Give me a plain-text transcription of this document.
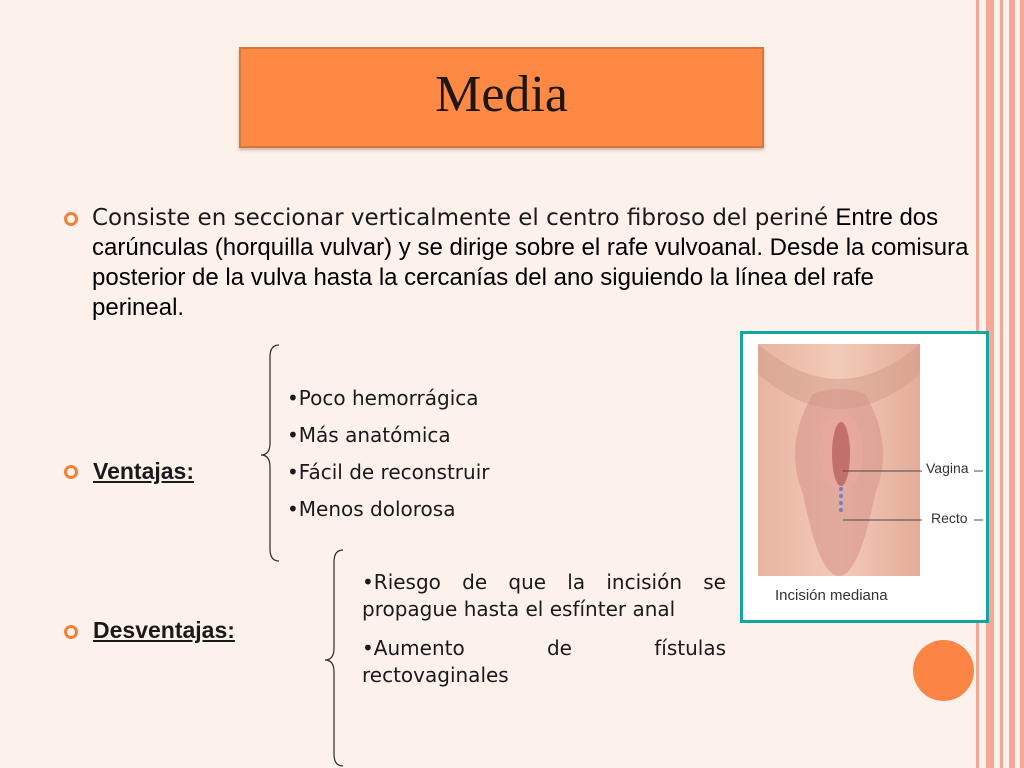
Media
Consiste en seccionar verticalmente el centro fibroso del periné Entre dos carúnculas (horquilla vulvar) y se dirige sobre el rafe vulvoanal. Desde la comisura posterior de la vulva hasta la cercanías del ano siguiendo la línea del rafe perineal.
•Poco hemorrágica
•Más anatómica
•Fácil de reconstruir
•Menos dolorosa
Ventajas:
•Riesgo de que la incisión se propague hasta el esfínter anal
•Aumento de fístulas rectovaginales
Desventajas:
Vagina
Recto
Incisión mediana
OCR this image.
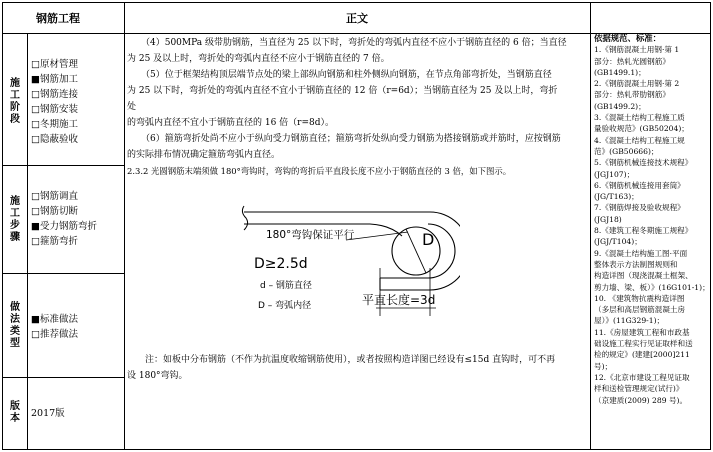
钢筋工程	正文
施工阶段
□原材管理
■钢筋加工
□钢筋连接
□钢筋安装
□冬期施工
□隐蔽验收
施工步骤
□钢筋调直
□钢筋切断
■受力钢筋弯折
□箍筋弯折
做法类型
■标准做法
□推荐做法
版本 2017版
（4）500MPa 级带肋钢筋，当直径为 25 以下时，弯折处的弯弧内直径不应小于钢筋直径的 6 倍；当直径
为 25 及以上时，弯折处的弯弧内直径不应小于钢筋直径的 7 倍。
（5）位于框架结构顶层端节点处的梁上部纵向钢筋和柱外侧纵向钢筋，在节点角部弯折处，当钢筋直径
为 25 以下时，弯折处的弯弧内直径不宜小于钢筋直径的 12 倍（r=6d）；当钢筋直径为 25 及以上时，弯折
处
的弯弧内直径不宜小于钢筋直径的 16 倍（r=8d）。
（6）箍筋弯折处尚不应小于纵向受力钢筋直径；箍筋弯折处纵向受力钢筋为搭接钢筋或并筋时，应按钢筋
的实际排布情况确定箍筋弯弧内直径。
2.3.2 光圆钢筋末端须做 180°弯钩时，弯钩的弯折后平直段长度不应小于钢筋直径的 3 倍，如下图示。
180°弯钩保证平行	D
D≥2.5d
d – 钢筋直径
D – 弯弧内径	平直长度=3d
注：如板中分布钢筋（不作为抗温度收缩钢筋使用），或者按照构造详图已经设有≤15d 直钩时，可不再
设 180°弯钩。
依据规范、标准：
1.《钢筋混凝土用钢·第 1
部分：热轧光圆钢筋》
(GB1499.1)；
2.《钢筋混凝土用钢·第 2
部分：热轧带肋钢筋》
(GB1499.2)；
3.《混凝土结构工程施工质
量验收规范》(GB50204)；
4.《混凝土结构工程施工规
范》(GB50666)；
5.《钢筋机械连接技术规程》
(JGJ107)；
6.《钢筋机械连接用套筒》
(JG/T163)；
7.《钢筋焊接及验收规程》
(JGJ18)
8.《建筑工程冬期施工规程》
(JGJ/T104)；
9.《混凝土结构施工图·平面
整体表示方法制图规则和
构造详图（现浇混凝土框架、
剪力墙、梁、板）》(16G101-1)；
10. 《建筑物抗震构造详图
（多层和高层钢筋混凝土房
屋）》(11G329-1)；
11.《房屋建筑工程和市政基
础设施工程实行见证取样和送
检的规定》(建建[2000]211
号)；
12.《北京市建设工程见证取
样和送检管理规定(试行)》
（京建质(2009) 289 号)。
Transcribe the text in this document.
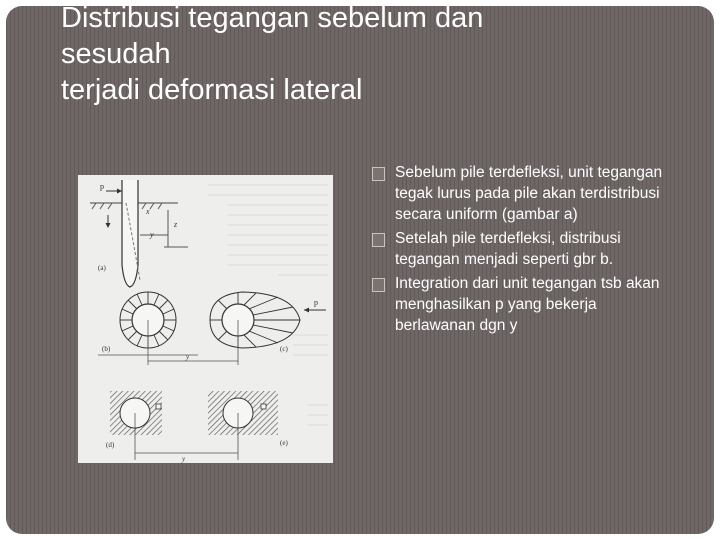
Distribusi tegangan sebelum dan
sesudah
terjadi deformasi lateral
p
x
y
z
(a)
(b)
p
(c)
y
(d)	(e)
y
Sebelum pile terdefleksi, unit tegangan tegak lurus pada pile akan terdistribusi secara uniform (gambar a)
Setelah pile terdefleksi, distribusi tegangan menjadi seperti gbr b.
Integration dari unit tegangan tsb akan menghasilkan p yang bekerja berlawanan dgn y
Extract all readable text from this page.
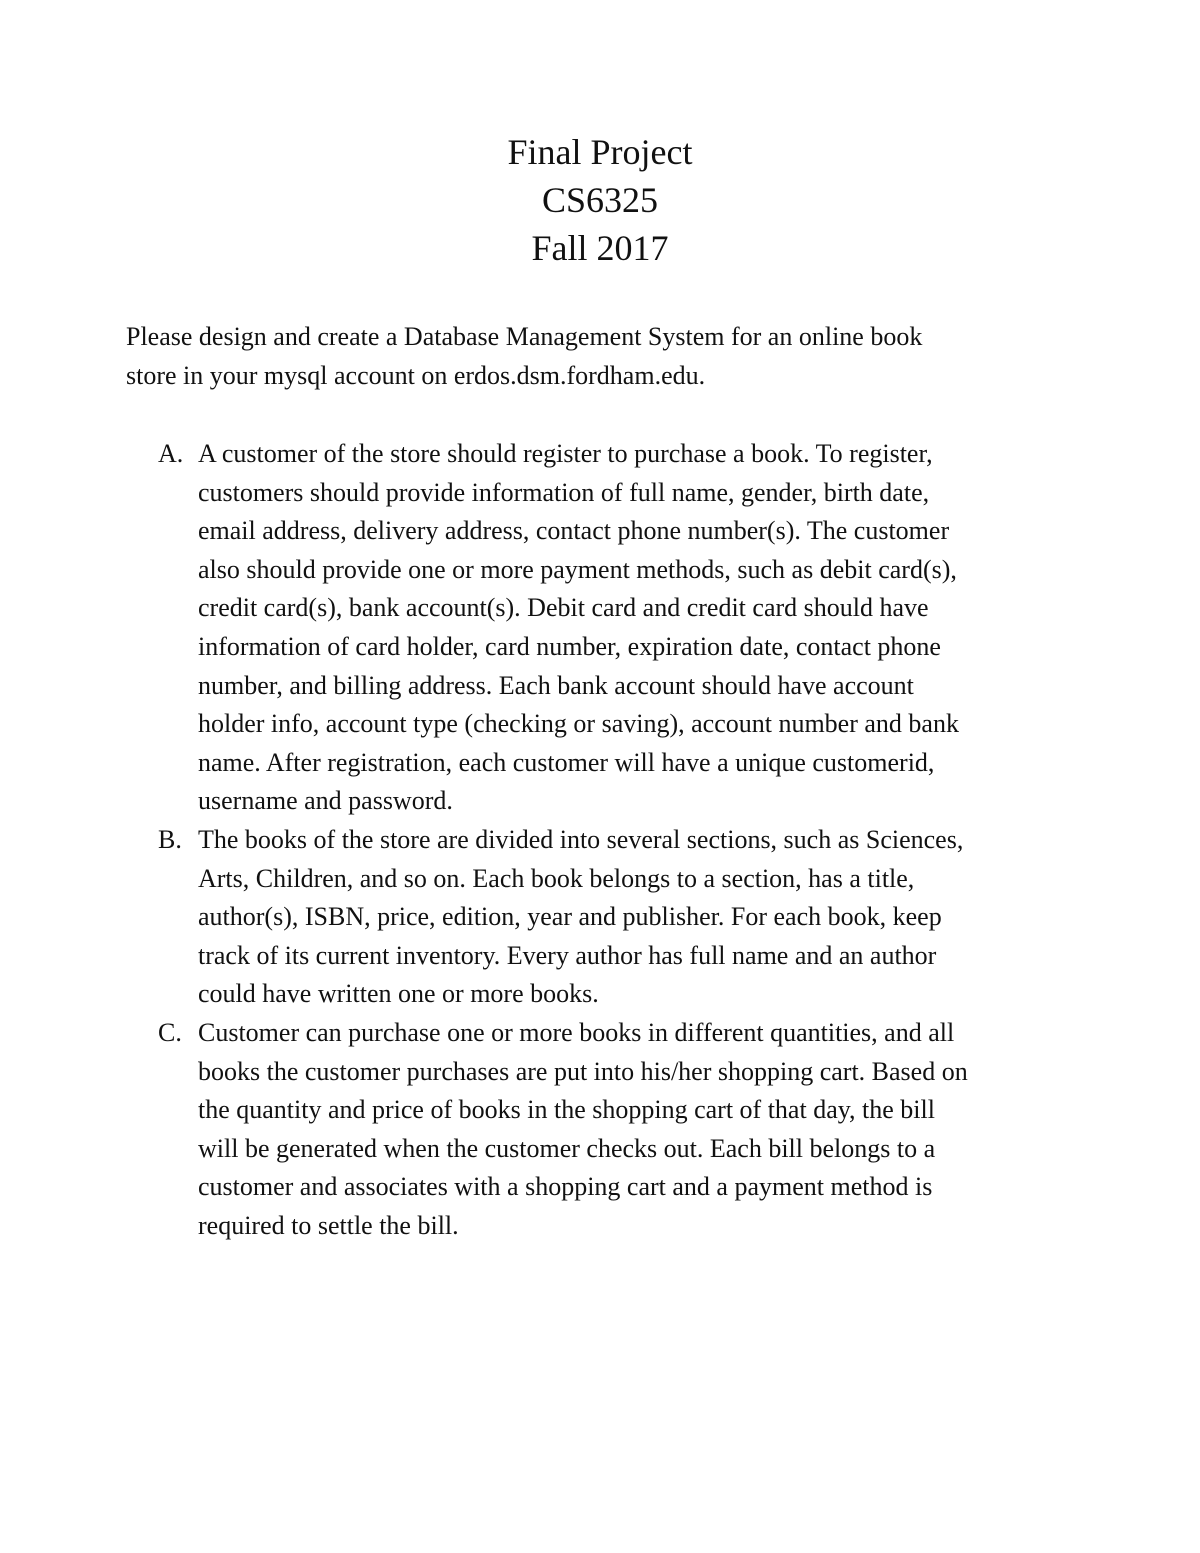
Final Project
CS6325
Fall 2017
Please design and create a Database Management System for an online book
store in your mysql account on erdos.dsm.fordham.edu.
A. A customer of the store should register to purchase a book. To register,
customers should provide information of full name, gender, birth date,
email address, delivery address, contact phone number(s). The customer
also should provide one or more payment methods, such as debit card(s),
credit card(s), bank account(s). Debit card and credit card should have
information of card holder, card number, expiration date, contact phone
number, and billing address. Each bank account should have account
holder info, account type (checking or saving), account number and bank
name. After registration, each customer will have a unique customerid,
username and password.
B. The books of the store are divided into several sections, such as Sciences,
Arts, Children, and so on. Each book belongs to a section, has a title,
author(s), ISBN, price, edition, year and publisher. For each book, keep
track of its current inventory. Every author has full name and an author
could have written one or more books.
C. Customer can purchase one or more books in different quantities, and all
books the customer purchases are put into his/her shopping cart. Based on
the quantity and price of books in the shopping cart of that day, the bill
will be generated when the customer checks out. Each bill belongs to a
customer and associates with a shopping cart and a payment method is
required to settle the bill.
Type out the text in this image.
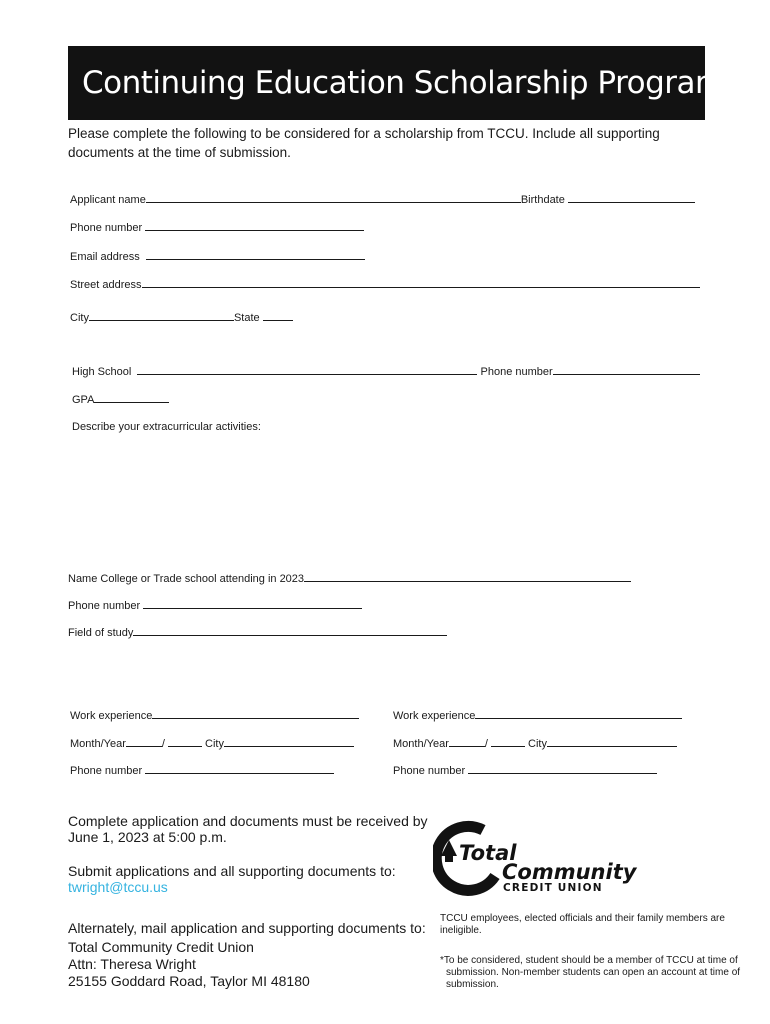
Continuing Education Scholarship Program

Please complete the following to be considered for a scholarship from TCCU. Include all supporting documents at the time of submission.

Applicant name	Birthdate
Phone number
Email address
Street address
City	State
High School	Phone number
GPA
Describe your extracurricular activities:
Name College or Trade school attending in 2023
Phone number
Field of study
Work experience
Month/Year	/	City
Phone number
Work experience
Month/Year	/	City
Phone number
Complete application and documents must be received by
June 1, 2023 at 5:00 p.m.
Submit applications and all supporting documents to:
twright@tccu.us
Alternately, mail application and supporting documents to:
Total Community Credit Union
Attn: Theresa Wright
25155 Goddard Road, Taylor MI 48180
Total
Community
CREDIT UNION
TCCU employees, elected officials and their family members are ineligible.
*To be considered, student should be a member of TCCU at time of submission. Non-member students can open an account at time of submission.
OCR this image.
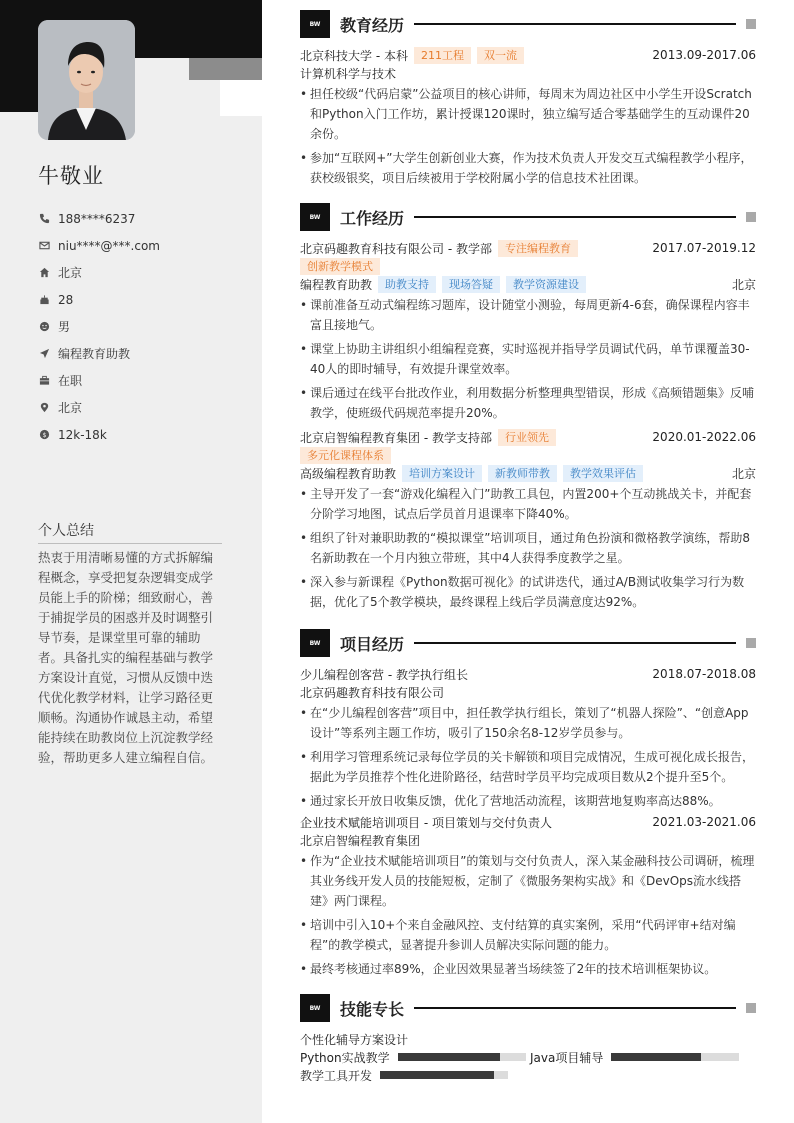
牛敬业
188****6237
niu****@***.com
北京
28
男
编程教育助教
在职
北京
$ 12k-18k
个人总结
热衷于用清晰易懂的方式拆解编程概念，享受把复杂逻辑变成学员能上手的阶梯；细致耐心，善于捕捉学员的困惑并及时调整引导节奏，是课堂里可靠的辅助者。具备扎实的编程基础与教学方案设计直觉，习惯从反馈中迭代优化教学材料，让学习路径更顺畅。沟通协作诚恳主动，希望能持续在助教岗位上沉淀教学经验，帮助更多人建立编程自信。
BW	教育经历
北京科技大学 - 本科	211工程	双一流	2013.09-2017.06
计算机科学与技术
• 担任校级“代码启蒙”公益项目的核心讲师，每周末为周边社区中小学生开设Scratch和Python入门工作坊，累计授课120课时，独立编写适合零基础学生的互动课件20余份。
• 参加“互联网+”大学生创新创业大赛，作为技术负责人开发交互式编程教学小程序，获校级银奖，项目后续被用于学校附属小学的信息技术社团课。
BW	工作经历
北京码趣教育科技有限公司 - 教学部	专注编程教育	2017.07-2019.12
创新教学模式
编程教育助教	助教支持	现场答疑	教学资源建设	北京
• 课前准备互动式编程练习题库，设计随堂小测验，每周更新4-6套，确保课程内容丰富且接地气。
• 课堂上协助主讲组织小组编程竞赛，实时巡视并指导学员调试代码，单节课覆盖30-40人的即时辅导，有效提升课堂效率。
• 课后通过在线平台批改作业，利用数据分析整理典型错误，形成《高频错题集》反哺教学，使班级代码规范率提升20%。
北京启智编程教育集团 - 教学支持部	行业领先	2020.01-2022.06
多元化课程体系
高级编程教育助教	培训方案设计	新教师带教	教学效果评估	北京
• 主导开发了一套“游戏化编程入门”助教工具包，内置200+个互动挑战关卡，并配套分阶学习地图，试点后学员首月退课率下降40%。
• 组织了针对兼职助教的“模拟课堂”培训项目，通过角色扮演和微格教学演练，帮助8名新助教在一个月内独立带班，其中4人获得季度教学之星。
• 深入参与新课程《Python数据可视化》的试讲迭代，通过A/B测试收集学习行为数据，优化了5个教学模块，最终课程上线后学员满意度达92%。
BW	项目经历
少儿编程创客营 - 教学执行组长	2018.07-2018.08
北京码趣教育科技有限公司
• 在“少儿编程创客营”项目中，担任教学执行组长，策划了“机器人探险”、“创意App设计”等系列主题工作坊，吸引了150余名8-12岁学员参与。
• 利用学习管理系统记录每位学员的关卡解锁和项目完成情况，生成可视化成长报告，据此为学员推荐个性化进阶路径，结营时学员平均完成项目数从2个提升至5个。
• 通过家长开放日收集反馈，优化了营地活动流程，该期营地复购率高达88%。
企业技术赋能培训项目 - 项目策划与交付负责人	2021.03-2021.06
北京启智编程教育集团
• 作为“企业技术赋能培训项目”的策划与交付负责人，深入某金融科技公司调研，梳理其业务线开发人员的技能短板，定制了《微服务架构实战》和《DevOps流水线搭建》两门课程。
• 培训中引入10+个来自金融风控、支付结算的真实案例，采用“代码评审+结对编程”的教学模式，显著提升参训人员解决实际问题的能力。
• 最终考核通过率89%，企业因效果显著当场续签了2年的技术培训框架协议。
BW	技能专长
个性化辅导方案设计
Python实战教学	Java项目辅导
教学工具开发
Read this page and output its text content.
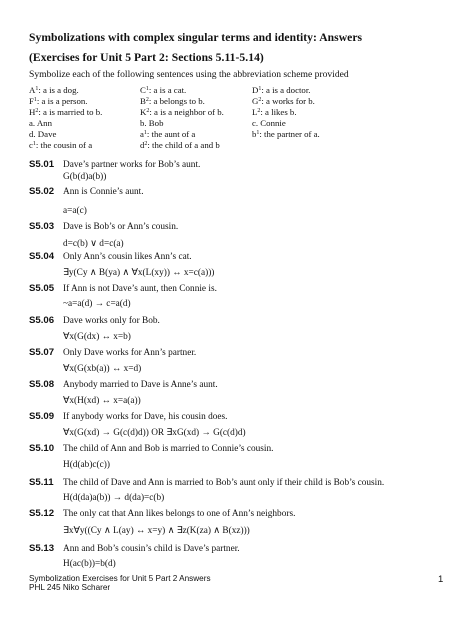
Symbolizations with complex singular terms and identity: Answers
(Exercises for Unit 5 Part 2: Sections 5.11-5.14)
Symbolize each of the following sentences using the abbreviation scheme provided
$A^1$: a is a dog.
$F^1$: a is a person.
$H^2$: a is married to b.
a. Ann
d. Dave
$c^1$: the cousin of a
$C^1$: a is a cat.
$B^2$: a belongs to b.
$K^2$: a is a neighbor of b.
b. Bob
$a^1$: the aunt of a
$d^2$: the child of a and b
$D^1$: a is a doctor.
$G^2$: a works for b.
$L^2$: a likes b.
c. Connie
$b^1$: the partner of a.
S5.01 Dave’s partner works for Bob’s aunt.
G(b(d)a(b))
S5.02 Ann is Connie’s aunt.
a=a(c)
S5.03 Dave is Bob’s or Ann’s cousin.
d=c(b) ∨ d=c(a)
S5.04 Only Ann’s cousin likes Ann’s cat.
∃y(Cy ∧ B(ya) ∧ ∀x(L(xy)) ↔ x=c(a)))
S5.05 If Ann is not Dave’s aunt, then Connie is.
~a=a(d) → c=a(d)
S5.06 Dave works only for Bob.
∀x(G(dx) ↔ x=b)
S5.07 Only Dave works for Ann’s partner.
∀x(G(xb(a)) ↔ x=d)
S5.08 Anybody married to Dave is Anne’s aunt.
∀x(H(xd) ↔ x=a(a))
S5.09 If anybody works for Dave, his cousin does.
∀x(G(xd) → G(c(d)d)) OR ∃xG(xd) → G(c(d)d)
S5.10 The child of Ann and Bob is married to Connie’s cousin.
H(d(ab)c(c))
S5.11 The child of Dave and Ann is married to Bob’s aunt only if their child is Bob’s cousin.
H(d(da)a(b)) → d(da)=c(b)
S5.12 The only cat that Ann likes belongs to one of Ann’s neighbors.
∃x∀y((Cy ∧ L(ay) ↔ x=y) ∧ ∃z(K(za) ∧ B(xz)))
S5.13 Ann and Bob’s cousin’s child is Dave’s partner.
H(ac(b))=b(d)
Symbolization Exercises for Unit 5 Part 2 Answers
PHL 245 Niko Scharer
1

:::

**WORK TO DO:** Copy every line of the listing that contains the word "akan".

**SOLUTION:**
Sebelum pile terdefleksi, unit tegangan tegak lurus pada pile akan terdistribusi secara uniform (gambar a)
Integration dari unit tegangan tsb akan menghasilkan p yang bekerja berlawanan dgn y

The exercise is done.